The task ::
Copy the rows below exactly as they appear, line for line.

Bounding box entries

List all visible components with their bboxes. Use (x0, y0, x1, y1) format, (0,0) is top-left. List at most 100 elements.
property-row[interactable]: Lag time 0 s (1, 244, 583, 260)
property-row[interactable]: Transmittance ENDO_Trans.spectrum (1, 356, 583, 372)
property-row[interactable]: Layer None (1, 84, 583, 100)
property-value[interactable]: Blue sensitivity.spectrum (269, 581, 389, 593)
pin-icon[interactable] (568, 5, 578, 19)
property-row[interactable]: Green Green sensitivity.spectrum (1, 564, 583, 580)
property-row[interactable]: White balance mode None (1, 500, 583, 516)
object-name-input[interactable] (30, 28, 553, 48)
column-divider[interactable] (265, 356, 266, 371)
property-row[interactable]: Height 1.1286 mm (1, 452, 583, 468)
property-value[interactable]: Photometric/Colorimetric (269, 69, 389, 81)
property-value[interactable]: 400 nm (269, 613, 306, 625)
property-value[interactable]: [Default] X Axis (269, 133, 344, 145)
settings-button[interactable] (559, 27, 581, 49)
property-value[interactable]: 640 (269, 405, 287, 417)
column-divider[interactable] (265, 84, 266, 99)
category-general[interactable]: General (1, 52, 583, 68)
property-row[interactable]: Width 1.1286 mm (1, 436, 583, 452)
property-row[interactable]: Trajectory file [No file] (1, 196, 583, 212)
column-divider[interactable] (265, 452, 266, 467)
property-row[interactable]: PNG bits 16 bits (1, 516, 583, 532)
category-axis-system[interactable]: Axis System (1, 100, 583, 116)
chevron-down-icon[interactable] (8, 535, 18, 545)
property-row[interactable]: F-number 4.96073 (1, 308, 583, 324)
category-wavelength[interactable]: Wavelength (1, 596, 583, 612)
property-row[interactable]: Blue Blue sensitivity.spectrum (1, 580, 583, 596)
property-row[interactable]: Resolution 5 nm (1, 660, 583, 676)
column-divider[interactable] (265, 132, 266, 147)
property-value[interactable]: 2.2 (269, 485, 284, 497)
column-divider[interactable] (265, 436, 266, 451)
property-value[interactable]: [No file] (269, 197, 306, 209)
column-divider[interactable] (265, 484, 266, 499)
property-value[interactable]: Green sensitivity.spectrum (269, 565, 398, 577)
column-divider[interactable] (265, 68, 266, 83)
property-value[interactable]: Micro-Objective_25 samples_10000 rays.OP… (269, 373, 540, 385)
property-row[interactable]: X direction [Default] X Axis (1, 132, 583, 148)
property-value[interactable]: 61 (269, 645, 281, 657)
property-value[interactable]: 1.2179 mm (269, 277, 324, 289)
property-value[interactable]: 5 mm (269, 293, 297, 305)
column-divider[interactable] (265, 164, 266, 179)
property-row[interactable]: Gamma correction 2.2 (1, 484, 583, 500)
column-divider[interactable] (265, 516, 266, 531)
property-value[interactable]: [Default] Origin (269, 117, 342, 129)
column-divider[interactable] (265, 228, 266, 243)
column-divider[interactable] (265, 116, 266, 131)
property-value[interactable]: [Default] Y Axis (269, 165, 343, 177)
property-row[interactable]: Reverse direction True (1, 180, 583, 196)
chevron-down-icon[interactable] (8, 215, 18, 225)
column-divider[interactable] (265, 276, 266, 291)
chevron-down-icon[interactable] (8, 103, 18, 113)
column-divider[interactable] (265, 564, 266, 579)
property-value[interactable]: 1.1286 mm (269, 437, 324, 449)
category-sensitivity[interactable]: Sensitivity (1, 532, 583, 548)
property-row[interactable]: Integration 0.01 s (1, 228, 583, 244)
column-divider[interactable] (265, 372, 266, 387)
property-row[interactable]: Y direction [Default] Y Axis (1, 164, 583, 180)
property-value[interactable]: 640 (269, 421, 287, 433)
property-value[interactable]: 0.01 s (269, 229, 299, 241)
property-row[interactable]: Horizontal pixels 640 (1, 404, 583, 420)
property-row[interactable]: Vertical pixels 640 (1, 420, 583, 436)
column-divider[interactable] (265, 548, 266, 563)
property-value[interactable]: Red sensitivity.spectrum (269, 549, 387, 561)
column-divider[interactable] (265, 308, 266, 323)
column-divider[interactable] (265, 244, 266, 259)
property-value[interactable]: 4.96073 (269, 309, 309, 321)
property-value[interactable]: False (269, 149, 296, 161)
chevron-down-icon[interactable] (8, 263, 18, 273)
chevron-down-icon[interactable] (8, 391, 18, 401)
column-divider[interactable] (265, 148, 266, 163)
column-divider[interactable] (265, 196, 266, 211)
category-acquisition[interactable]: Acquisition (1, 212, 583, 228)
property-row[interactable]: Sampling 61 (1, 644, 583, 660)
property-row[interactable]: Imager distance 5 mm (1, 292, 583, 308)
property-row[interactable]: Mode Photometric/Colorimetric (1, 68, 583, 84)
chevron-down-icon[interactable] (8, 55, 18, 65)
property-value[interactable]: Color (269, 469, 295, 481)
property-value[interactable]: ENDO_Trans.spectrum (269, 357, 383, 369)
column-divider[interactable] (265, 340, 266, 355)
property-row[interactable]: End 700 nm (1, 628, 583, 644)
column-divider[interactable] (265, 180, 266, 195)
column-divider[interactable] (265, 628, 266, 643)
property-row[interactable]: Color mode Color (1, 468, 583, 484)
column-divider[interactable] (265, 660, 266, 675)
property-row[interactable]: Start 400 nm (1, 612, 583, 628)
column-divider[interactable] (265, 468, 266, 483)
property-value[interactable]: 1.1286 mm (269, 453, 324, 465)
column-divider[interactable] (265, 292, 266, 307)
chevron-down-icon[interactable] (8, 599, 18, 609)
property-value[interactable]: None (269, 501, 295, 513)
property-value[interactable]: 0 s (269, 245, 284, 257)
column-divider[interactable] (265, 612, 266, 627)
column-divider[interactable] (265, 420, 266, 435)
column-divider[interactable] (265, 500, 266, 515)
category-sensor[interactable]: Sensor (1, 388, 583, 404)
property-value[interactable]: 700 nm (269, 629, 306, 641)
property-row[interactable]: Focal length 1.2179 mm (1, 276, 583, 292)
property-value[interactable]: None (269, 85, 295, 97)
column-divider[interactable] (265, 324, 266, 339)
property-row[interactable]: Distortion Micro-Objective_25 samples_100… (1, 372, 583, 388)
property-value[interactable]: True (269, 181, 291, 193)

Complete output ::
List all visible components with their bboxes. Use (x0, y0, x1, y1) format, (0,0) is top-left. List at most 100 elements.
property-row[interactable]: Lag time 0 s (1, 244, 583, 260)
property-row[interactable]: Transmittance ENDO_Trans.spectrum (1, 356, 583, 372)
property-row[interactable]: Layer None (1, 84, 583, 100)
property-value[interactable]: Blue sensitivity.spectrum (269, 581, 389, 593)
pin-icon[interactable] (568, 5, 578, 19)
property-row[interactable]: Green Green sensitivity.spectrum (1, 564, 583, 580)
property-row[interactable]: White balance mode None (1, 500, 583, 516)
object-name-input[interactable] (30, 28, 553, 48)
column-divider[interactable] (265, 356, 266, 371)
property-row[interactable]: Height 1.1286 mm (1, 452, 583, 468)
property-value[interactable]: Photometric/Colorimetric (269, 69, 389, 81)
property-value[interactable]: 400 nm (269, 613, 306, 625)
property-value[interactable]: [Default] X Axis (269, 133, 344, 145)
settings-button[interactable] (559, 27, 581, 49)
property-value[interactable]: 640 (269, 405, 287, 417)
column-divider[interactable] (265, 84, 266, 99)
category-general[interactable]: General (1, 52, 583, 68)
property-row[interactable]: Width 1.1286 mm (1, 436, 583, 452)
property-row[interactable]: Trajectory file [No file] (1, 196, 583, 212)
column-divider[interactable] (265, 452, 266, 467)
property-row[interactable]: PNG bits 16 bits (1, 516, 583, 532)
category-axis-system[interactable]: Axis System (1, 100, 583, 116)
chevron-down-icon[interactable] (8, 535, 18, 545)
property-row[interactable]: F-number 4.96073 (1, 308, 583, 324)
category-wavelength[interactable]: Wavelength (1, 596, 583, 612)
property-row[interactable]: Blue Blue sensitivity.spectrum (1, 580, 583, 596)
property-row[interactable]: Resolution 5 nm (1, 660, 583, 676)
column-divider[interactable] (265, 132, 266, 147)
property-value[interactable]: 2.2 (269, 485, 284, 497)
column-divider[interactable] (265, 436, 266, 451)
property-value[interactable]: [No file] (269, 197, 306, 209)
column-divider[interactable] (265, 484, 266, 499)
property-value[interactable]: Green sensitivity.spectrum (269, 565, 398, 577)
column-divider[interactable] (265, 68, 266, 83)
property-value[interactable]: Micro-Objective_25 samples_10000 rays.OP… (269, 373, 540, 385)
property-row[interactable]: X direction [Default] X Axis (1, 132, 583, 148)
property-value[interactable]: 61 (269, 645, 281, 657)
property-value[interactable]: 1.2179 mm (269, 277, 324, 289)
property-value[interactable]: 5 mm (269, 293, 297, 305)
column-divider[interactable] (265, 164, 266, 179)
property-row[interactable]: Gamma correction 2.2 (1, 484, 583, 500)
column-divider[interactable] (265, 516, 266, 531)
property-value[interactable]: [Default] Origin (269, 117, 342, 129)
column-divider[interactable] (265, 228, 266, 243)
column-divider[interactable] (265, 116, 266, 131)
property-value[interactable]: [Default] Y Axis (269, 165, 343, 177)
property-row[interactable]: Reverse direction True (1, 180, 583, 196)
chevron-down-icon[interactable] (8, 215, 18, 225)
column-divider[interactable] (265, 276, 266, 291)
chevron-down-icon[interactable] (8, 103, 18, 113)
column-divider[interactable] (265, 564, 266, 579)
property-value[interactable]: 1.1286 mm (269, 437, 324, 449)
category-sensitivity[interactable]: Sensitivity (1, 532, 583, 548)
property-row[interactable]: Integration 0.01 s (1, 228, 583, 244)
column-divider[interactable] (265, 372, 266, 387)
property-row[interactable]: Y direction [Default] Y Axis (1, 164, 583, 180)
property-value[interactable]: 640 (269, 421, 287, 433)
property-value[interactable]: 0.01 s (269, 229, 299, 241)
property-row[interactable]: Horizontal pixels 640 (1, 404, 583, 420)
property-row[interactable]: Vertical pixels 640 (1, 420, 583, 436)
column-divider[interactable] (265, 548, 266, 563)
property-value[interactable]: Red sensitivity.spectrum (269, 549, 387, 561)
column-divider[interactable] (265, 308, 266, 323)
column-divider[interactable] (265, 244, 266, 259)
property-value[interactable]: 4.96073 (269, 309, 309, 321)
property-value[interactable]: False (269, 149, 296, 161)
chevron-down-icon[interactable] (8, 263, 18, 273)
chevron-down-icon[interactable] (8, 391, 18, 401)
column-divider[interactable] (265, 148, 266, 163)
column-divider[interactable] (265, 196, 266, 211)
category-acquisition[interactable]: Acquisition (1, 212, 583, 228)
property-row[interactable]: Sampling 61 (1, 644, 583, 660)
property-row[interactable]: Imager distance 5 mm (1, 292, 583, 308)
property-row[interactable]: Mode Photometric/Colorimetric (1, 68, 583, 84)
chevron-down-icon[interactable] (8, 55, 18, 65)
property-value[interactable]: Color (269, 469, 295, 481)
property-value[interactable]: ENDO_Trans.spectrum (269, 357, 383, 369)
column-divider[interactable] (265, 340, 266, 355)
property-row[interactable]: End 700 nm (1, 628, 583, 644)
column-divider[interactable] (265, 180, 266, 195)
column-divider[interactable] (265, 628, 266, 643)
property-row[interactable]: Color mode Color (1, 468, 583, 484)
column-divider[interactable] (265, 660, 266, 675)
property-row[interactable]: Start 400 nm (1, 612, 583, 628)
column-divider[interactable] (265, 468, 266, 483)
property-value[interactable]: 1.1286 mm (269, 453, 324, 465)
column-divider[interactable] (265, 292, 266, 307)
chevron-down-icon[interactable] (8, 599, 18, 609)
property-value[interactable]: None (269, 501, 295, 513)
property-value[interactable]: 0 s (269, 245, 284, 257)
column-divider[interactable] (265, 612, 266, 627)
column-divider[interactable] (265, 420, 266, 435)
column-divider[interactable] (265, 500, 266, 515)
category-sensor[interactable]: Sensor (1, 388, 583, 404)
property-value[interactable]: 700 nm (269, 629, 306, 641)
property-row[interactable]: Focal length 1.2179 mm (1, 276, 583, 292)
property-value[interactable]: None (269, 85, 295, 97)
column-divider[interactable] (265, 324, 266, 339)
property-row[interactable]: Distortion Micro-Objective_25 samples_100… (1, 372, 583, 388)
property-value[interactable]: True (269, 181, 291, 193)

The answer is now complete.